Each entry that follows is to be retyped exactly. Pictures do not belong in the copy.

Source records
###
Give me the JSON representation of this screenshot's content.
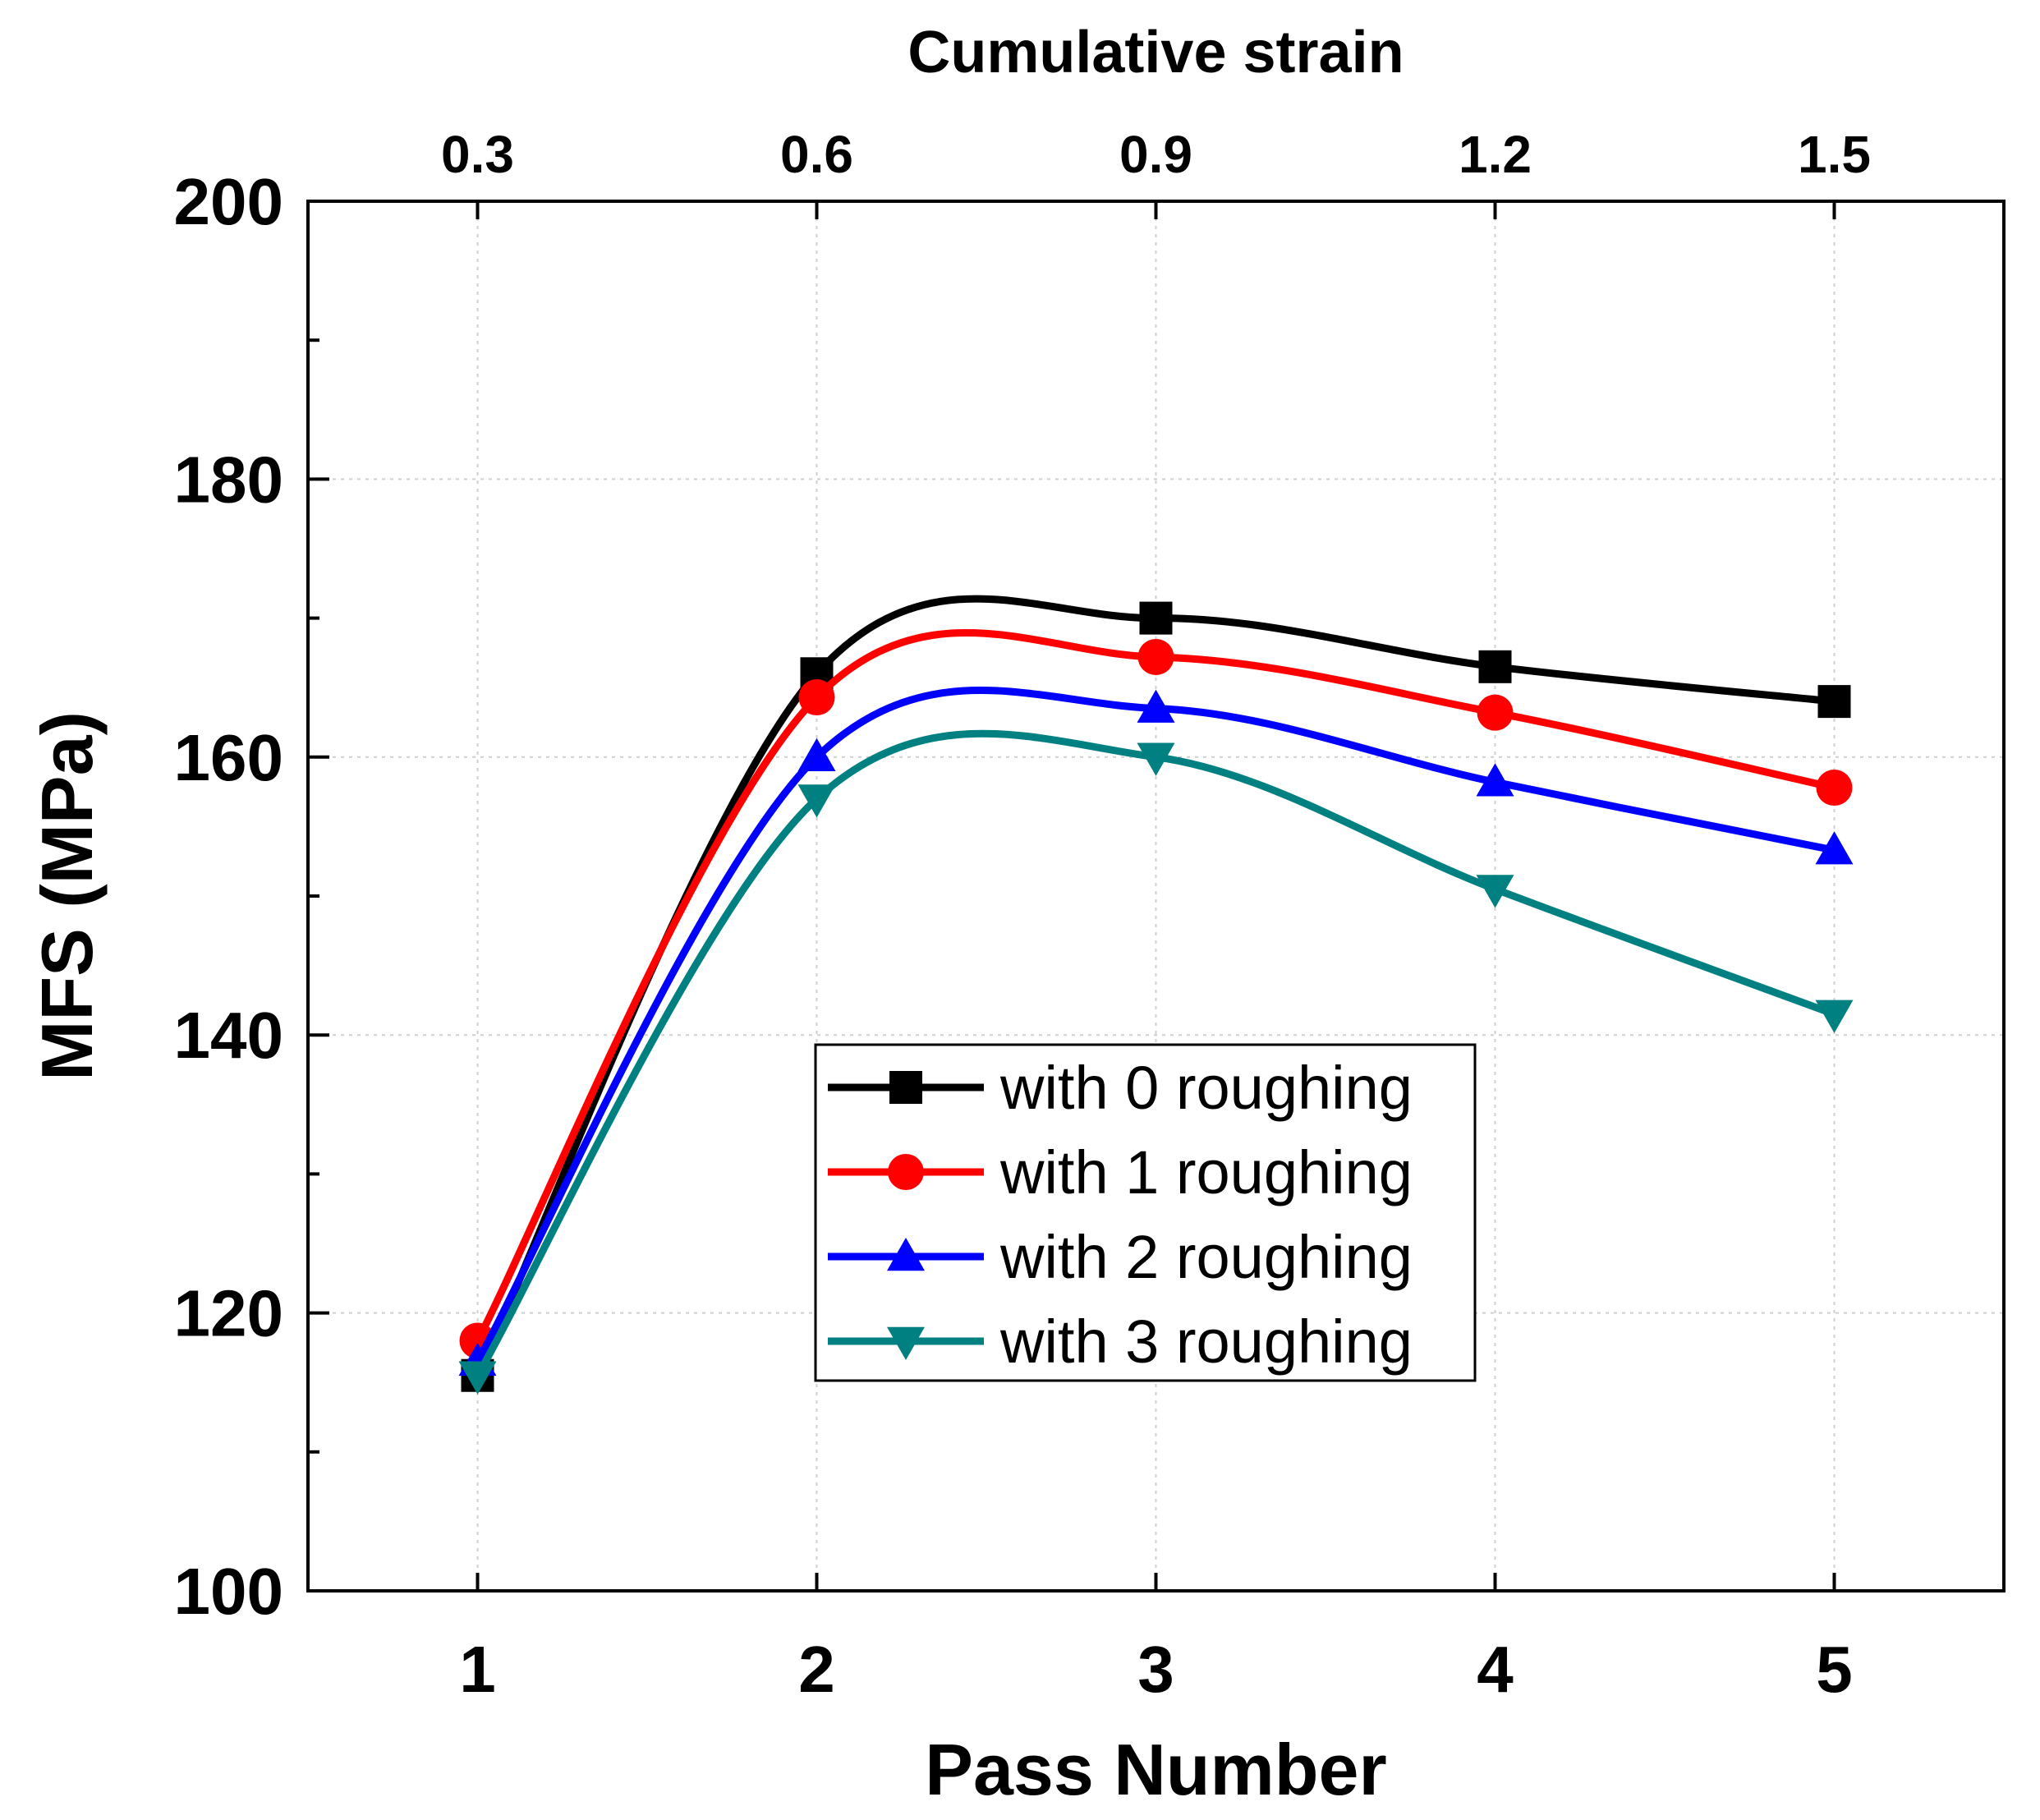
{
  "chart_data": {
    "type": "line",
    "title": "",
    "xlabel": "Pass Number",
    "ylabel": "MFS (MPa)",
    "top_xlabel": "Cumulative strain",
    "x": [
      1,
      2,
      3,
      4,
      5
    ],
    "x_tick_labels": [
      "1",
      "2",
      "3",
      "4",
      "5"
    ],
    "top_tick_labels": [
      "0.3",
      "0.6",
      "0.9",
      "1.2",
      "1.5"
    ],
    "xlim": [
      0.5,
      5.5
    ],
    "ylim": [
      100,
      200
    ],
    "y_major_ticks": [
      100,
      120,
      140,
      160,
      180,
      200
    ],
    "y_tick_labels": [
      "100",
      "120",
      "140",
      "160",
      "180",
      "200"
    ],
    "grid": true,
    "legend_position": "center",
    "series": [
      {
        "name": "with 0 roughing",
        "marker": "square",
        "color": "#000000",
        "values": [
          115.5,
          166.0,
          170.0,
          166.5,
          164.0
        ]
      },
      {
        "name": "with 1 roughing",
        "marker": "circle",
        "color": "#ff0000",
        "values": [
          118.0,
          164.3,
          167.2,
          163.2,
          157.8
        ]
      },
      {
        "name": "with 2 roughing",
        "marker": "triangle-up",
        "color": "#0000ff",
        "values": [
          116.5,
          160.0,
          163.5,
          158.2,
          153.3
        ]
      },
      {
        "name": "with 3 roughing",
        "marker": "triangle-down",
        "color": "#008080",
        "values": [
          115.5,
          157.0,
          160.0,
          150.5,
          141.5
        ]
      }
    ]
  }
}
###
■ Output of the exercise ■
Give me the JSON representation of this screenshot's content.
{
  "chart_data": {
    "type": "line",
    "title": "",
    "xlabel": "Pass Number",
    "ylabel": "MFS (MPa)",
    "top_xlabel": "Cumulative strain",
    "x": [
      1,
      2,
      3,
      4,
      5
    ],
    "x_tick_labels": [
      "1",
      "2",
      "3",
      "4",
      "5"
    ],
    "top_tick_labels": [
      "0.3",
      "0.6",
      "0.9",
      "1.2",
      "1.5"
    ],
    "xlim": [
      0.5,
      5.5
    ],
    "ylim": [
      100,
      200
    ],
    "y_major_ticks": [
      100,
      120,
      140,
      160,
      180,
      200
    ],
    "y_tick_labels": [
      "100",
      "120",
      "140",
      "160",
      "180",
      "200"
    ],
    "grid": true,
    "legend_position": "center",
    "series": [
      {
        "name": "with 0 roughing",
        "marker": "square",
        "color": "#000000",
        "values": [
          115.5,
          166.0,
          170.0,
          166.5,
          164.0
        ]
      },
      {
        "name": "with 1 roughing",
        "marker": "circle",
        "color": "#ff0000",
        "values": [
          118.0,
          164.3,
          167.2,
          163.2,
          157.8
        ]
      },
      {
        "name": "with 2 roughing",
        "marker": "triangle-up",
        "color": "#0000ff",
        "values": [
          116.5,
          160.0,
          163.5,
          158.2,
          153.3
        ]
      },
      {
        "name": "with 3 roughing",
        "marker": "triangle-down",
        "color": "#008080",
        "values": [
          115.5,
          157.0,
          160.0,
          150.5,
          141.5
        ]
      }
    ]
  }
}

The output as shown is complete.